• _EXERCISE DESCRIPTION_
Pick up the news report on Portugal's rising borrowing costs after its last sentence and carry it forward.

• _TEXT UNDER STUDY_
UPDATE 1-Portugal under the gun as borrowing costs rise

* Borrowing costs jump in Portugal T-bill auction

* Increases pressure on government for bailout

* Premier, treasury secretary, say no rescue needed

(Adds comments by Treasury Secretary)

By Sergio Goncalves

LISBON, Dec 1 (BestGrowthStock) – Debt-ridden Portugal suffered
another blow on Wednesday when its borrowing costs rose sharply
in a government Treasury bill auction, but officials insisted
the country could survive without an international bailout.

All the 500 million euros in 12-month T-bills on offer in
the auction were sold. But yields rose to a euro lifetime record
of 5.281 percent from 4.813 percent two weeks ago, demonstrating
sagging investor confidence in the Iberian nation which is now
in the frontline of the euro zone debt crisis.

“Should bond yields not ease soon, there is a significant
chance of Portugal being the next country having to seek an EU
bailout,” said Diego Iscaro, an economist at IHS-Global Insight
in London.

A defiant Prime Minister Jose Socrates denied on Tuesday
night that Portugal needed to seek a rescue. “We don’t need any
help. We will do all we can ourselves,” he told reporters.

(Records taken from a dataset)

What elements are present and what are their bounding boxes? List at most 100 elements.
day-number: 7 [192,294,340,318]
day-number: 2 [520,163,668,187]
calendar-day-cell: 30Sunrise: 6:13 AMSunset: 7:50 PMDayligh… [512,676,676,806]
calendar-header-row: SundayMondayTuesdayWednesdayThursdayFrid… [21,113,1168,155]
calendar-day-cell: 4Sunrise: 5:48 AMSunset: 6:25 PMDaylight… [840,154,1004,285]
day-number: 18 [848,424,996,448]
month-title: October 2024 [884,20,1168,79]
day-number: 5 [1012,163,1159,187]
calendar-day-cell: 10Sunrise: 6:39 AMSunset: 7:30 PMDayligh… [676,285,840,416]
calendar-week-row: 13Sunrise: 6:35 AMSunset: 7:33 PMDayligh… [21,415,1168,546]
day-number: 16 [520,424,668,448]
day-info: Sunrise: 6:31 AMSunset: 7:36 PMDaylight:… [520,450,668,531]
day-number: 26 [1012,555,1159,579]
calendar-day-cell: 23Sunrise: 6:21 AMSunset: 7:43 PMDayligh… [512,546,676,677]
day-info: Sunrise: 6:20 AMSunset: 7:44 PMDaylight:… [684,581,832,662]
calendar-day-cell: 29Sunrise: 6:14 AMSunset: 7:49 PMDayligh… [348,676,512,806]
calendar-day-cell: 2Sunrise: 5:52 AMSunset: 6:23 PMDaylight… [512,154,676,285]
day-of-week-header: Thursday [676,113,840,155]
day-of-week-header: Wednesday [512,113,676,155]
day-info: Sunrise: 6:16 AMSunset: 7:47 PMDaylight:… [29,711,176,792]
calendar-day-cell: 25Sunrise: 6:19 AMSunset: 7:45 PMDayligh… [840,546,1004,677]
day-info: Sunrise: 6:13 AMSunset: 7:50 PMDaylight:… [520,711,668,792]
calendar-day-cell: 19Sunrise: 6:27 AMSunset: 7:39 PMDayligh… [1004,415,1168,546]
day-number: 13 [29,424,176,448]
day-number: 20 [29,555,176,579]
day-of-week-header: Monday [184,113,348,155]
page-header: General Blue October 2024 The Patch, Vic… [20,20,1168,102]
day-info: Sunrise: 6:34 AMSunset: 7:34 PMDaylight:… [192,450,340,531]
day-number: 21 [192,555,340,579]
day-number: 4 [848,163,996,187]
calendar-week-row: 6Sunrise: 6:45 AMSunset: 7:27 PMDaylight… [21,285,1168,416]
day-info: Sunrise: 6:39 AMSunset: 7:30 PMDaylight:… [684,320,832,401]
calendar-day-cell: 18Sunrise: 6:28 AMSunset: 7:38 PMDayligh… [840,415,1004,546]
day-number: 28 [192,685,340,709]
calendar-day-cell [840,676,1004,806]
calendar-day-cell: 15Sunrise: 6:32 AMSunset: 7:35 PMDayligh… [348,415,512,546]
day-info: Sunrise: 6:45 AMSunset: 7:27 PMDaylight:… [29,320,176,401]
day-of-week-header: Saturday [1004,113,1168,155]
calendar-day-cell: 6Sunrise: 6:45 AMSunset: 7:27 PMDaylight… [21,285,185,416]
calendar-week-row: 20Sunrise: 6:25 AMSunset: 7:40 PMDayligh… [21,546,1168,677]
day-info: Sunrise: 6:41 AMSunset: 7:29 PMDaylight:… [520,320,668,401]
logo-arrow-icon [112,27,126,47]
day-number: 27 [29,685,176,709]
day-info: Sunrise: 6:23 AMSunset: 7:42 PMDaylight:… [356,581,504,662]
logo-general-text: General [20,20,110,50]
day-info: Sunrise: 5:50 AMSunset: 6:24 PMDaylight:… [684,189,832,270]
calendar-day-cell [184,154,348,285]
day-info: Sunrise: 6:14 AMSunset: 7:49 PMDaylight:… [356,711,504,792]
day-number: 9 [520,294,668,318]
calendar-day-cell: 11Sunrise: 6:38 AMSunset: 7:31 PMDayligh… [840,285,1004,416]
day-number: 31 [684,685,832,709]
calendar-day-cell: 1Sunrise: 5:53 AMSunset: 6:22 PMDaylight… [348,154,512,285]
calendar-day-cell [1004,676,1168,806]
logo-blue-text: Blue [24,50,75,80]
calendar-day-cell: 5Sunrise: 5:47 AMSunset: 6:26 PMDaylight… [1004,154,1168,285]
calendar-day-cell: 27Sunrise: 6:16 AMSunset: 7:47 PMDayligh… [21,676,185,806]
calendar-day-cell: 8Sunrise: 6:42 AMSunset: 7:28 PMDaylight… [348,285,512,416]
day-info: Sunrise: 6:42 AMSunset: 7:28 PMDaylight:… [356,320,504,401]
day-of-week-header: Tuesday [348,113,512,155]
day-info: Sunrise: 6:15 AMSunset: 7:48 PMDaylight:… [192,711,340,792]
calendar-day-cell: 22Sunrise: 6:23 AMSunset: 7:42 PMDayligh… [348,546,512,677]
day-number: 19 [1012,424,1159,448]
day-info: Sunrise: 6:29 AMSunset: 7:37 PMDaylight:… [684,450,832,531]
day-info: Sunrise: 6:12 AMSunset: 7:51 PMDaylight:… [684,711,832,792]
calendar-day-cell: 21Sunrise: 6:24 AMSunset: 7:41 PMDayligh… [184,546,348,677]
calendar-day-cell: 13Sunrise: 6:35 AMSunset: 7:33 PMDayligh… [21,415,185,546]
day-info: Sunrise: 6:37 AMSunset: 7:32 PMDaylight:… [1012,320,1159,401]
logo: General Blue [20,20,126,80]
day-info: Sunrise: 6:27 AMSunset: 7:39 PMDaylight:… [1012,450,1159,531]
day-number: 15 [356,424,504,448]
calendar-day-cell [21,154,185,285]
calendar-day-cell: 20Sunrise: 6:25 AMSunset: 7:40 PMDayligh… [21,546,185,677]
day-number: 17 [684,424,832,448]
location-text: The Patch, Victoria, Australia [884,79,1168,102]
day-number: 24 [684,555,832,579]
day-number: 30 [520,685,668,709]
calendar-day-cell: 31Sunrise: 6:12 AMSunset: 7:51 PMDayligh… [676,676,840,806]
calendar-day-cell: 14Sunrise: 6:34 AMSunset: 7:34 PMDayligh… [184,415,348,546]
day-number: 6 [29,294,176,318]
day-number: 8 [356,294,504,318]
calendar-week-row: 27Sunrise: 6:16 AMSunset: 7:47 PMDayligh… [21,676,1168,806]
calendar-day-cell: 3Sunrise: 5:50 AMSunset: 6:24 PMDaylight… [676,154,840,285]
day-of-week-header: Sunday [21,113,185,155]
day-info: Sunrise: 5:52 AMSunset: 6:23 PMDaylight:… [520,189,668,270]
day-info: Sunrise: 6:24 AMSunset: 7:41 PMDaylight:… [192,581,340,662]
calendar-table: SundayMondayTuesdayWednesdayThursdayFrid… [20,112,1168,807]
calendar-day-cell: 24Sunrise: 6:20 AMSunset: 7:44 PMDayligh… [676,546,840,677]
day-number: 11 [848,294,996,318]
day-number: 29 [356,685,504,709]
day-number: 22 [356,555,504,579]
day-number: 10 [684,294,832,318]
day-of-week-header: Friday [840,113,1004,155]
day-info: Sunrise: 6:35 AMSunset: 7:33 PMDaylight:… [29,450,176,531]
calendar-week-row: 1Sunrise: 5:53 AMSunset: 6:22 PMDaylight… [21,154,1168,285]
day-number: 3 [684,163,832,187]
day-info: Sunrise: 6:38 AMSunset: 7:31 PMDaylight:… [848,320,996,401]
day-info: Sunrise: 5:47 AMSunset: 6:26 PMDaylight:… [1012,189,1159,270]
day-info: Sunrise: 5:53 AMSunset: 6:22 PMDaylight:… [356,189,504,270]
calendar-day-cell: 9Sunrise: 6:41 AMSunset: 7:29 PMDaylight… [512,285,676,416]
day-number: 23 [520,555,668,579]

• _ANSWER BOX_
Germany’s Economy Minister Rainer Bruederle offered him
support just before the bond auction, saying he did not believe
Portugal and Spain would need to tap euro zone rescue funds.

But the Standard & Poor’s rating agency said on Tuesday it
might cut Portugal’s credit rating.

The minority Socialist government is trying to demonstrate
that Portugal can avoid becoming the latest euro zone domino to
fall after Greece and Ireland, hoping that tax rises and cuts in
public spending planned for next year will do the trick.

Ireland agreed an 85 billion euro ($113 billion) bailout
from the European Union and the International Monetary Fund last
weekend — even though the Dublin government had said none was
needed until shortly before it asked for help.

Economists fear that unless Portugal takes the same
medicine, the contagion will spread to its neighbour Spain, a
considerably larger economy whose rescue could strain EU funds.

Spanish investors are heavily involved in Portugal,
especially banks. Ironically, Wednesday was a public holiday in
Portugal marking independence from Spain in 1640. Lisbon markets
were open but with reduced staff.

Portugal’s Treasury Secretary Carlos Pina attributed the
rise in yields to speculative pressures. Rumours that Portugal
was under pressure to request an aid package were harmful and
had to stop, he told Reuters on Wednesday.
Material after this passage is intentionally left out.